* What to work on *
Find the lines holding the string "graves" in the data, then copy all of them.
## begin Material supplied
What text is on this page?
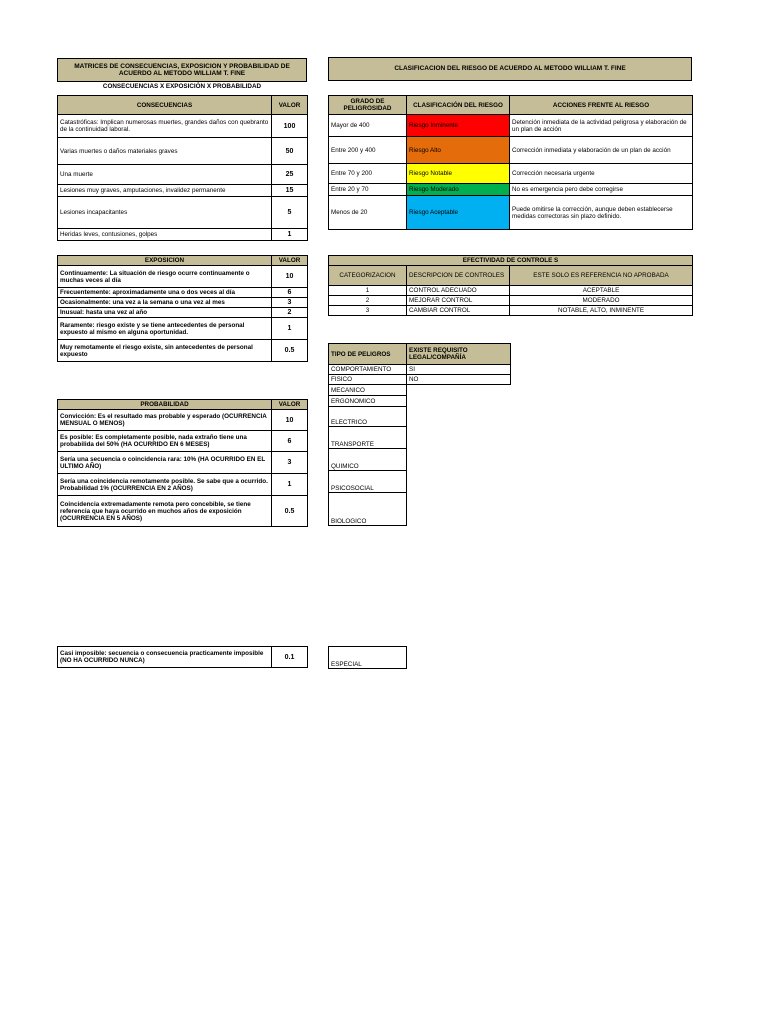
MATRICES DE CONSECUENCIAS, EXPOSICION Y PROBABILIDAD DE ACUERDO AL METODO WILLIAM T. FINE
CONSECUENCIAS X EXPOSICIÓN X PROBABILIDAD
CLASIFICACION DEL RIESGO DE ACUERDO AL METODO WILLIAM T. FINE
CONSECUENCIAS	VALOR
Catastróficas: Implican numerosas muertes, grandes daños con quebranto de la continuidad laboral.	100
Varias muertes o daños materiales graves	50
Una muerte	25
Lesiones muy graves, amputaciones, invalidez permanente	15
Lesiones incapacitantes	5
Heridas leves, contusiones, golpes	1
EXPOSICION	VALOR
Continuamente: La situación de riesgo ocurre continuamente o muchas veces al día	10
Frecuentemente: aproximadamente una o dos veces al día	6
Ocasionalmente: una vez a la semana o una vez al mes	3
Inusual: hasta una vez al año	2
Raramente: riesgo existe y se tiene antecedentes de personal expuesto al mismo en alguna oportunidad.	1
Muy remotamente el riesgo existe, sin antecedentes de personal expuesto	0.5
PROBABILIDAD	VALOR
Convicción: Es el resultado mas probable y esperado (OCURRENCIA MENSUAL O MENOS)	10
Es posible: Es completamente posible, nada extraño tiene una probabilida del 50% (HA OCURRIDO EN 6 MESES)	6
Sería una secuencia o coincidencia rara: 10% (HA OCURRIDO EN EL ULTIMO AÑO)	3
Sería una coincidencia remotamente posible. Se sabe que a ocurrido. Probabilidad 1% (OCURRENCIA EN 2 AÑOS)	1
Coincidencia extremadamente remota pero concebible, se tiene referencia que haya ocurrido en muchos años de exposición (OCURRENCIA EN 5 AÑOS)	0.5
Casi imposible: secuencia o consecuencia practicamente imposible (NO HA OCURRIDO NUNCA)	0.1
GRADO DE PELIGROSIDAD	CLASIFICACIÓN DEL RIESGO	ACCIONES FRENTE AL RIESGO
Mayor de 400	Riesgo Inminente	Detención inmediata de la actividad peligrosa y elaboración de un plan de acción
Entre 200 y 400	Riesgo Alto	Corrección inmediata y elaboración de un plan de acción
Entre 70 y 200	Riesgo Notable	Corrección necesaria urgente
Entre 20 y 70	Riesgo Moderado	No es emergencia pero debe corregirse
Menos de 20	Riesgo Aceptable	Puede omitirse la corrección, aunque deben establecerse medidas correctoras sin plazo definido.
EFECTIVIDAD DE CONTROLE S		
CATEGORIZACION	DESCRIPCION DE CONTROLES	ESTE SOLO ES REFERENCIA NO APROBADA
1	CONTROL ADECUADO	ACEPTABLE
2	MEJORAR CONTROL	MODERADO
3	CAMBIAR CONTROL	NOTABLE, ALTO, INMINENTE
TIPO DE PELIGROS	EXISTE REQUISITO LEGAL/COMPAÑÍA
COMPORTAMIENTO	SI
FISICO	NO
MECANICO	
ERGONOMICO	
ELECTRICO	
TRANSPORTE	
QUIMICO	
PSICOSOCIAL	
BIOLOGICO	
ESPECIAL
## end Material supplied
* Response for this exercise *
Varias muertes o daños materiales graves	50
Lesiones muy graves, amputaciones, invalidez permanente	15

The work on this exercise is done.